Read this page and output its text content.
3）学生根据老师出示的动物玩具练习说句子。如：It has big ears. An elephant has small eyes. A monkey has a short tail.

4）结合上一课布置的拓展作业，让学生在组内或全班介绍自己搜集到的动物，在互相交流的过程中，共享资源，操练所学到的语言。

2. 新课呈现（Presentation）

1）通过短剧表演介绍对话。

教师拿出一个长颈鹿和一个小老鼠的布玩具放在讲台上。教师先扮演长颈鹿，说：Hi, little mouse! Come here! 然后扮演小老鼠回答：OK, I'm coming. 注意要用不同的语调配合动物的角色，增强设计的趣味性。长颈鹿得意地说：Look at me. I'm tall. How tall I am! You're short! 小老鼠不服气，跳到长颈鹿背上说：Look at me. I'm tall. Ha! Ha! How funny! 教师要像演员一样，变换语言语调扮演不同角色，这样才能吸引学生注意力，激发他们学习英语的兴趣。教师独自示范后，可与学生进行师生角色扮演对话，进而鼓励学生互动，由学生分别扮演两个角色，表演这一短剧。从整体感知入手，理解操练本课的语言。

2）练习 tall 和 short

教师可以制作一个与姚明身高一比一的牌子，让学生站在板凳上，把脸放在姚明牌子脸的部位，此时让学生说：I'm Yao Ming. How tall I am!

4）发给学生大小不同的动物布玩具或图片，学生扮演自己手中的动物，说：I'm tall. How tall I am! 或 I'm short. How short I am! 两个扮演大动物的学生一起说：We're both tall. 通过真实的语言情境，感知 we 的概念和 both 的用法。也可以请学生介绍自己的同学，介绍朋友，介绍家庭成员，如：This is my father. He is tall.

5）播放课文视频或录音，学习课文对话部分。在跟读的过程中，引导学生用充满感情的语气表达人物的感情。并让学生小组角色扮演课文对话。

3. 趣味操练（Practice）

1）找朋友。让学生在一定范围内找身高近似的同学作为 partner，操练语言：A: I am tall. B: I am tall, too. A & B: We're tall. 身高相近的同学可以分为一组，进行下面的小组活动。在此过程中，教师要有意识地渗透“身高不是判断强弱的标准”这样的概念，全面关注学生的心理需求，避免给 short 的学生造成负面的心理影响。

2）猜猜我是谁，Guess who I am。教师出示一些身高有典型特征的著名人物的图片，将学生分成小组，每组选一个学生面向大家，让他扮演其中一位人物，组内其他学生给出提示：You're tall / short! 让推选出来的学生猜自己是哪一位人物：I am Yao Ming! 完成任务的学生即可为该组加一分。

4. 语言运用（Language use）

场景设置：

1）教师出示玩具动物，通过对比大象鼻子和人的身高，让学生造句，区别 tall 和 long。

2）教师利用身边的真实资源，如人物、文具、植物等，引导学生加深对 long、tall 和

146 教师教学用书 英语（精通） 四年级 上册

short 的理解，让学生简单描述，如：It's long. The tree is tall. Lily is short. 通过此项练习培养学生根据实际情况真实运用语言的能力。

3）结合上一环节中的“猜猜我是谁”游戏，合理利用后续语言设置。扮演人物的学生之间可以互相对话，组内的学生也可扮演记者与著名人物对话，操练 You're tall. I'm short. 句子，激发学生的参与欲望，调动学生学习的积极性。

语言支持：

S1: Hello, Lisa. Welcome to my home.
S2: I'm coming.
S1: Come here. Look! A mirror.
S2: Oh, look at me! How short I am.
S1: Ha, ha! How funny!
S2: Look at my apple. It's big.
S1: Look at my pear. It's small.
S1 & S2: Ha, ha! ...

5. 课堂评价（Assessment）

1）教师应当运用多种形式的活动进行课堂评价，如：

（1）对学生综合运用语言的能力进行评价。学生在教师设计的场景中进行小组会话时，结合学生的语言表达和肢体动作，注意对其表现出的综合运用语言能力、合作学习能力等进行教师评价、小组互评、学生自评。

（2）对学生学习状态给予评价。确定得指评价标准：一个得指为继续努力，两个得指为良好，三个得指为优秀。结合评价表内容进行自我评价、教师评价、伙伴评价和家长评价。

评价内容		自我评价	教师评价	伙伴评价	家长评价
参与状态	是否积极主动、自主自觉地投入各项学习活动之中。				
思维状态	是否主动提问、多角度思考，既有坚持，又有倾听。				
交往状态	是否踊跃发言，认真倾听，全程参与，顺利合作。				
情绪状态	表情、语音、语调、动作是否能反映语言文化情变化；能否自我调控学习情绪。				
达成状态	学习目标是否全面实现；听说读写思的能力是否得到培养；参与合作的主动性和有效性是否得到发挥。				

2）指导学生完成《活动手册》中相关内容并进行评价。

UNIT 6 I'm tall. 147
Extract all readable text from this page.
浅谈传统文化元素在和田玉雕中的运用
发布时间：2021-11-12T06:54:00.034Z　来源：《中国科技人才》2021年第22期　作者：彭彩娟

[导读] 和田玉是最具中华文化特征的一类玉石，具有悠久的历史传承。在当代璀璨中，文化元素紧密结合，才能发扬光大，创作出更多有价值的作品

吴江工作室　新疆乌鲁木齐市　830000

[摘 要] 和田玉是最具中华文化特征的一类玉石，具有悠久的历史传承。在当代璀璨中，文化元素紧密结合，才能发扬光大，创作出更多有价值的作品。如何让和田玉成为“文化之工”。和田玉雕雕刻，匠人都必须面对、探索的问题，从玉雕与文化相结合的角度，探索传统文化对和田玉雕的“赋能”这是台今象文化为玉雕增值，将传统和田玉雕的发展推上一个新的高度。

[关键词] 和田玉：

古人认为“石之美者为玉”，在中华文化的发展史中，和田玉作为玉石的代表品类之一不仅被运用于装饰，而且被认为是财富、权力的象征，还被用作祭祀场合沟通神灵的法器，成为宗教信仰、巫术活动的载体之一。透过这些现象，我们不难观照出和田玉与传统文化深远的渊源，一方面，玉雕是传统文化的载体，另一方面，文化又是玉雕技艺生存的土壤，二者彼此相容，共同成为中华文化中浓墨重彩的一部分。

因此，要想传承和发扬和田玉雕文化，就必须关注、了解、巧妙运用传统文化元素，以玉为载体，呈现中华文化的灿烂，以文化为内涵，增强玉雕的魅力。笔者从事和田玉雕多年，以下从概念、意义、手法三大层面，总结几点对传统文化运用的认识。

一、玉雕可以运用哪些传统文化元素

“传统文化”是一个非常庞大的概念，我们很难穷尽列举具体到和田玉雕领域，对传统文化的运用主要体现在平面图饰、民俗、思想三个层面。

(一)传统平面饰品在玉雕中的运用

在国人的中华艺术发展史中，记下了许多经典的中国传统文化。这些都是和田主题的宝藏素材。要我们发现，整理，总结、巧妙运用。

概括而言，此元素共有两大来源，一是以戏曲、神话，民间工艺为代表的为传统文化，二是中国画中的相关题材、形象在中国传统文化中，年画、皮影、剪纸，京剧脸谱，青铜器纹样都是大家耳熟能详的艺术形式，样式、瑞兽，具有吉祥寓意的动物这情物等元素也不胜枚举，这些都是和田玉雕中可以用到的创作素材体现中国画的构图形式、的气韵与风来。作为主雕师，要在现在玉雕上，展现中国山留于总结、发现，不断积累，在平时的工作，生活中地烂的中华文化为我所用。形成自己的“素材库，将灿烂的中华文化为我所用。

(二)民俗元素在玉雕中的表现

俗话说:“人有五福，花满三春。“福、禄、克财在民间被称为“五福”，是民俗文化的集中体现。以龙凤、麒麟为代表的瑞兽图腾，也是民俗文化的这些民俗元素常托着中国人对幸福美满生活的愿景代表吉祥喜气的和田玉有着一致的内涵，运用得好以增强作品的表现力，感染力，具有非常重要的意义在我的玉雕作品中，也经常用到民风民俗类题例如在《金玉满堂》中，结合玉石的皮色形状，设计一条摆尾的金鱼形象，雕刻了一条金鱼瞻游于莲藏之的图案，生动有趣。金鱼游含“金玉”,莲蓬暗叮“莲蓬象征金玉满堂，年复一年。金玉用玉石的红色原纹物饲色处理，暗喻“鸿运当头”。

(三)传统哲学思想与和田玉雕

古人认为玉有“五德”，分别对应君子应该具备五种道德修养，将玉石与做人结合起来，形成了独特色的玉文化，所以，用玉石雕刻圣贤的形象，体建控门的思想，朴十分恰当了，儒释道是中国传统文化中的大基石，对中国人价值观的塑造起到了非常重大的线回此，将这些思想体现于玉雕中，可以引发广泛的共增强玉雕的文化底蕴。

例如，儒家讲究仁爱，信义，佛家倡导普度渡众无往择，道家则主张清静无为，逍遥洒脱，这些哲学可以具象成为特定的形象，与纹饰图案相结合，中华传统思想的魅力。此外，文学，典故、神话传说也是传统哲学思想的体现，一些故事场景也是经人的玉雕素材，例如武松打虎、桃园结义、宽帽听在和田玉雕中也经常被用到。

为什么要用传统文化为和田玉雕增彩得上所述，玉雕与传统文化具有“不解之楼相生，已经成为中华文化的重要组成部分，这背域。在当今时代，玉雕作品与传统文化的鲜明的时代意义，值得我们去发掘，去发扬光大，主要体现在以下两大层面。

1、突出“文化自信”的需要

■ **What you are asked to do**: Above are some records. Count the lines among them with the word "文化元素紧密结合", and answer with the number only.

■ **Output for this exercise**: 2